## START Text block
Mailing List Archive: 49091 messages
  • Home
  • Script library
  • AltME Archive
  • Mailing list
  • Articles Index
  • Site search

[REBOL] Re: Hungarian Alphabet Sort (was Re: Collation sequence - proper and eff

From: gscottjones:mchsi at: 18-May-2002 6:51

From: "Geza Lakner MD"
> > In this case, the pattern has a bit more information: > > a=á<b<c<cs<d<e=é<f<g<gy<h<i=í...<z<zs > > where "a" can be told to sort the same as "a with acute", both of these
> > before "b" ... and "zs" sorts after "z" > Actually a<>á and e<>é ... more clearly a<á and e<é. In some relaxed > situtations the equivalence could be stated but the Hungarian grammar > is much more complex that I could be an "ex catedra" judge about it.
How do you like Carl's representation?
<snip> > Back to these di-graphemes: they are important, fundamental parts of > our language but personally I can live without sorting them correctly > in a computer program. :-)
## END Text block
## START Exercise inputs
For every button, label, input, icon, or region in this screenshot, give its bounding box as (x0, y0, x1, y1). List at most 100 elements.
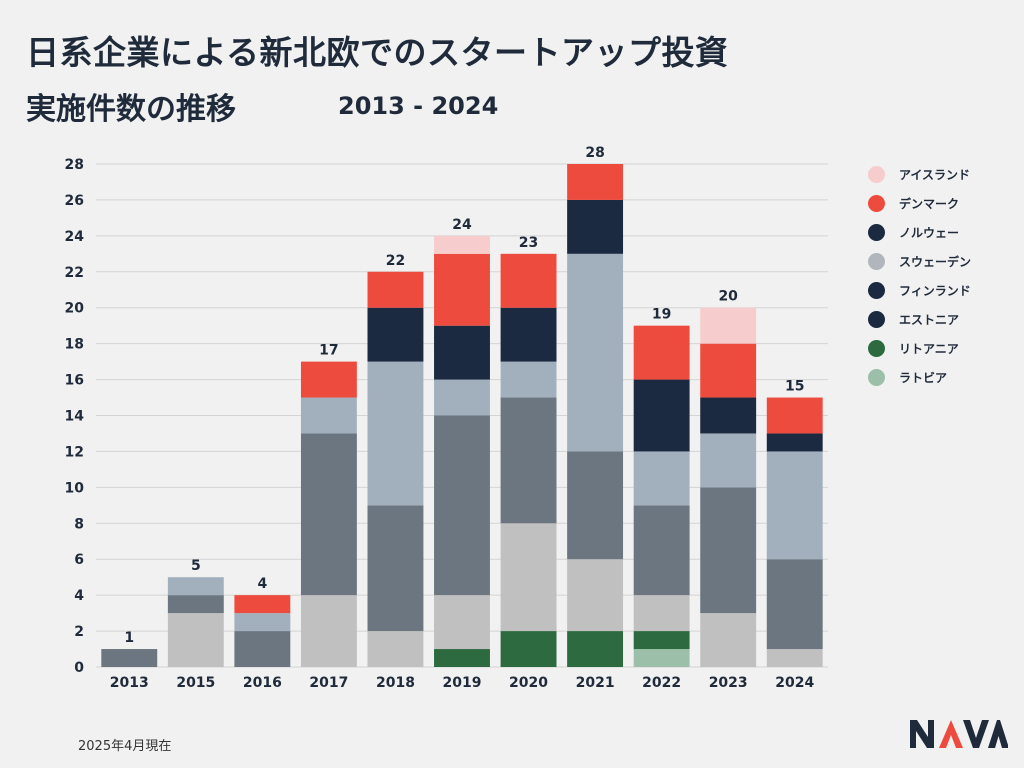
page-title-line2: 実施件数の推移 (26, 92, 236, 127)
y-tick-label: 8 (74, 516, 84, 532)
legend-item: アイスランド (868, 160, 971, 189)
bar-segment (300, 361, 357, 398)
bar-segment (367, 505, 424, 632)
year-range-subtitle: 2013 - 2024 (338, 92, 499, 120)
bar-segment (434, 235, 490, 254)
bar-total-label: 20 (718, 289, 738, 305)
bar-segment (633, 595, 690, 632)
bar-segment (434, 595, 490, 650)
bar-segment (500, 307, 557, 362)
bar-segment (766, 559, 823, 650)
bar-segment (434, 379, 490, 416)
x-tick-label: 2020 (509, 675, 548, 691)
bar-segment (367, 631, 424, 667)
bar-segment (367, 307, 424, 362)
legend-label: アイスランド (899, 168, 971, 182)
bar-segment (234, 631, 291, 667)
bar-total-label: 17 (319, 343, 338, 359)
bar-segment (500, 523, 557, 632)
bar-total-label: 19 (652, 307, 671, 323)
y-tick-label: 0 (74, 660, 84, 676)
y-tick-label: 28 (65, 157, 84, 173)
y-tick-label: 24 (65, 229, 85, 245)
bar-total-label: 28 (585, 145, 604, 161)
y-tick-label: 10 (65, 480, 85, 496)
bar-segment (167, 595, 224, 614)
bar-total-label: 24 (452, 217, 472, 233)
y-tick-label: 4 (74, 588, 84, 604)
nava-logo (910, 720, 1008, 748)
bar-segment (434, 253, 490, 326)
bar-total-label: 1 (124, 630, 134, 646)
bar-segment (500, 397, 557, 524)
legend-item: リトアニア (868, 334, 971, 363)
bar-segment (766, 397, 823, 434)
legend-label: デンマーク (899, 197, 960, 211)
bar-segment (766, 649, 823, 667)
bar-segment (700, 307, 757, 344)
bar-segment (633, 325, 690, 380)
bar-segment (500, 361, 557, 398)
bar-segment (367, 361, 424, 506)
bar-segment (567, 631, 624, 667)
legend-label: リトアニア (899, 342, 959, 356)
bar-total-label: 23 (519, 235, 538, 251)
bar-total-label: 22 (386, 253, 405, 269)
legend-item: デンマーク (868, 189, 971, 218)
bar-segment (300, 595, 357, 667)
y-tick-label: 26 (65, 193, 84, 209)
chart-legend: アイスランド デンマーク ノルウェー スウェーデン フィンランド エストニア リトアニア ラト… (868, 160, 971, 392)
bar-total-label: 5 (191, 558, 201, 574)
legend-swatch (868, 224, 885, 241)
legend-swatch (868, 253, 885, 270)
bar-segment (101, 649, 158, 667)
bar-segment (367, 271, 424, 308)
x-tick-label: 2023 (709, 675, 748, 691)
bar-segment (766, 451, 823, 560)
y-tick-label: 16 (65, 373, 84, 389)
legend-swatch (868, 311, 885, 328)
page-title: 日系企業による新北欧でのスタートアップ投資 (26, 33, 729, 72)
x-tick-label: 2019 (443, 675, 482, 691)
bar-segment (567, 253, 624, 452)
x-tick-label: 2018 (376, 675, 415, 691)
bar-segment (567, 199, 624, 254)
legend-swatch (868, 195, 885, 212)
bar-segment (300, 397, 357, 434)
bar-segment (567, 559, 624, 632)
legend-swatch (868, 369, 885, 386)
bar-segment (700, 613, 757, 667)
bar-segment (500, 631, 557, 667)
x-tick-label: 2024 (775, 675, 814, 691)
bar-segment (167, 577, 224, 596)
legend-item: ラトビア (868, 363, 971, 392)
y-tick-label: 22 (65, 265, 84, 281)
y-tick-label: 2 (74, 624, 84, 640)
bar-segment (700, 343, 757, 398)
x-tick-label: 2016 (243, 675, 282, 691)
as-of-footnote: 2025年4月現在 (78, 739, 172, 754)
x-tick-label: 2021 (576, 675, 615, 691)
bar-segment (567, 164, 624, 200)
legend-item: ノルウェー (868, 218, 971, 247)
bar-segment (234, 613, 291, 632)
bar-total-label: 15 (785, 379, 804, 395)
legend-swatch (868, 282, 885, 299)
bar-segment (167, 613, 224, 667)
y-tick-label: 12 (65, 444, 84, 460)
bar-segment (300, 433, 357, 596)
y-tick-label: 18 (65, 337, 84, 353)
x-tick-label: 2015 (176, 675, 215, 691)
y-tick-label: 6 (74, 552, 84, 568)
bar-segment (633, 505, 690, 596)
bar-segment (633, 631, 690, 650)
bar-segment (700, 433, 757, 488)
bar-segment (500, 253, 557, 308)
y-tick-label: 20 (65, 301, 85, 317)
y-tick-label: 14 (65, 409, 85, 425)
bar-segment (234, 595, 291, 614)
bar-segment (700, 397, 757, 434)
bar-total-label: 4 (257, 576, 267, 592)
bar-segment (633, 649, 690, 667)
## END Exercise inputs
== Challenges ==
**A)** Copy the stretch of the mailing list post from "From: gscottjones:mchsi at: 18-May-2002" through "judge about it.".
**B)** Render the entries from the line that contains "page-title-line2: 実施件数の推移 (26, 92, 236, 127)" through the line that contains "bar-total-label: 19 (652, 307, 671, 323)" as a numbered list, including both of those lines and omitting any blank lines.
The mailing list post and the entries have nothing to do with each other.

== Full solutions ==
**A)**
From: gscottjones:mchsi at: 18-May-2002 6:51

From: "Geza Lakner MD"
> > In this case, the pattern has a bit more information: > > a=á<b<c<cs<d<e=é<f<g<gy<h<i=í...<z<zs > > where "a" can be told to sort the same as "a with acute", both of these
> > before "b" ... and "zs" sorts after "z" > Actually a<>á and e<>é ... more clearly a<á and e<é. In some relaxed > situtations the equivalence could be stated but the Hungarian grammar > is much more complex that I could be an "ex catedra" judge about it.

**B)**
1. page-title-line2: 実施件数の推移 (26, 92, 236, 127)
2. y-tick-label: 8 (74, 516, 84, 532)
3. legend-item: アイスランド (868, 160, 971, 189)
4. bar-segment (300, 361, 357, 398)
5. bar-segment (367, 505, 424, 632)
6. year-range-subtitle: 2013 - 2024 (338, 92, 499, 120)
7. bar-segment (434, 235, 490, 254)
8. bar-total-label: 20 (718, 289, 738, 305)
9. bar-segment (633, 595, 690, 632)
10. bar-segment (434, 595, 490, 650)
11. bar-segment (500, 307, 557, 362)
12. bar-segment (766, 559, 823, 650)
13. bar-segment (434, 379, 490, 416)
14. x-tick-label: 2020 (509, 675, 548, 691)
15. bar-segment (367, 631, 424, 667)
16. bar-segment (367, 307, 424, 362)
17. legend-label: アイスランド (899, 168, 971, 182)
18. bar-segment (234, 631, 291, 667)
19. bar-total-label: 17 (319, 343, 338, 359)
20. bar-segment (500, 523, 557, 632)
21. bar-total-label: 19 (652, 307, 671, 323)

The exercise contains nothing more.